* _Set task_
Print every record below exactly as written.

(Extracts from a graphics dataset)
- - -
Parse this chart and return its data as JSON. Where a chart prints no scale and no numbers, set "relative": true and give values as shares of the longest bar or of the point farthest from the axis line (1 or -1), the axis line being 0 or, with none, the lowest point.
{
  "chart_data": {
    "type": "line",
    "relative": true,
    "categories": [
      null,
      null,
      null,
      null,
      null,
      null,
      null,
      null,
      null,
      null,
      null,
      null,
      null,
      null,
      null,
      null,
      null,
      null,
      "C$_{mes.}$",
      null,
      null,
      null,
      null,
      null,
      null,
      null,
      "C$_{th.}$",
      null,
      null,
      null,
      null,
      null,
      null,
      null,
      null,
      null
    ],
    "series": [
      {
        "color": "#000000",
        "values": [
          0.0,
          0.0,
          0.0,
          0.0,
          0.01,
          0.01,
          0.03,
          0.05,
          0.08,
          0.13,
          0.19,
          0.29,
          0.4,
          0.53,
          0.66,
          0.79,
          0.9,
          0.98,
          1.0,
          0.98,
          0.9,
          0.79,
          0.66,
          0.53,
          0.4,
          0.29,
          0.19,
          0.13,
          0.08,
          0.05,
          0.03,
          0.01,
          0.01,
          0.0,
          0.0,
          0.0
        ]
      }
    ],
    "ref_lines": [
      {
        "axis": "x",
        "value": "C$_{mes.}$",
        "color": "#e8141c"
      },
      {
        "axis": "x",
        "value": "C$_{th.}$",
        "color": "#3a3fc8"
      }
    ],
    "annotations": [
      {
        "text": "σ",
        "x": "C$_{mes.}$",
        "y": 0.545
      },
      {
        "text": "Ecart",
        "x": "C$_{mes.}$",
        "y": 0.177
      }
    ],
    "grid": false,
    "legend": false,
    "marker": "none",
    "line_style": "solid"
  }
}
- - -
* _Completed task_
Parse this chart and return its data as JSON. Where a chart prints no scale and no numbers, set "relative": true and give values as shares of the longest bar or of the point farthest from the axis line (1 or -1), the axis line being 0 or, with none, the lowest point.
{
  "chart_data": {
    "type": "line",
    "relative": true,
    "categories": [
      null,
      null,
      null,
      null,
      null,
      null,
      null,
      null,
      null,
      null,
      null,
      null,
      null,
      null,
      null,
      null,
      null,
      null,
      "C$_{mes.}$",
      null,
      null,
      null,
      null,
      null,
      null,
      null,
      "C$_{th.}$",
      null,
      null,
      null,
      null,
      null,
      null,
      null,
      null,
      null
    ],
    "series": [
      {
        "color": "#000000",
        "values": [
          0.0,
          0.0,
          0.0,
          0.0,
          0.01,
          0.01,
          0.03,
          0.05,
          0.08,
          0.13,
          0.19,
          0.29,
          0.4,
          0.53,
          0.66,
          0.79,
          0.9,
          0.98,
          1.0,
          0.98,
          0.9,
          0.79,
          0.66,
          0.53,
          0.4,
          0.29,
          0.19,
          0.13,
          0.08,
          0.05,
          0.03,
          0.01,
          0.01,
          0.0,
          0.0,
          0.0
        ]
      }
    ],
    "ref_lines": [
      {
        "axis": "x",
        "value": "C$_{mes.}$",
        "color": "#e8141c"
      },
      {
        "axis": "x",
        "value": "C$_{th.}$",
        "color": "#3a3fc8"
      }
    ],
    "annotations": [
      {
        "text": "σ",
        "x": "C$_{mes.}$",
        "y": 0.545
      },
      {
        "text": "Ecart",
        "x": "C$_{mes.}$",
        "y": 0.177
      }
    ],
    "grid": false,
    "legend": false,
    "marker": "none",
    "line_style": "solid"
  }
}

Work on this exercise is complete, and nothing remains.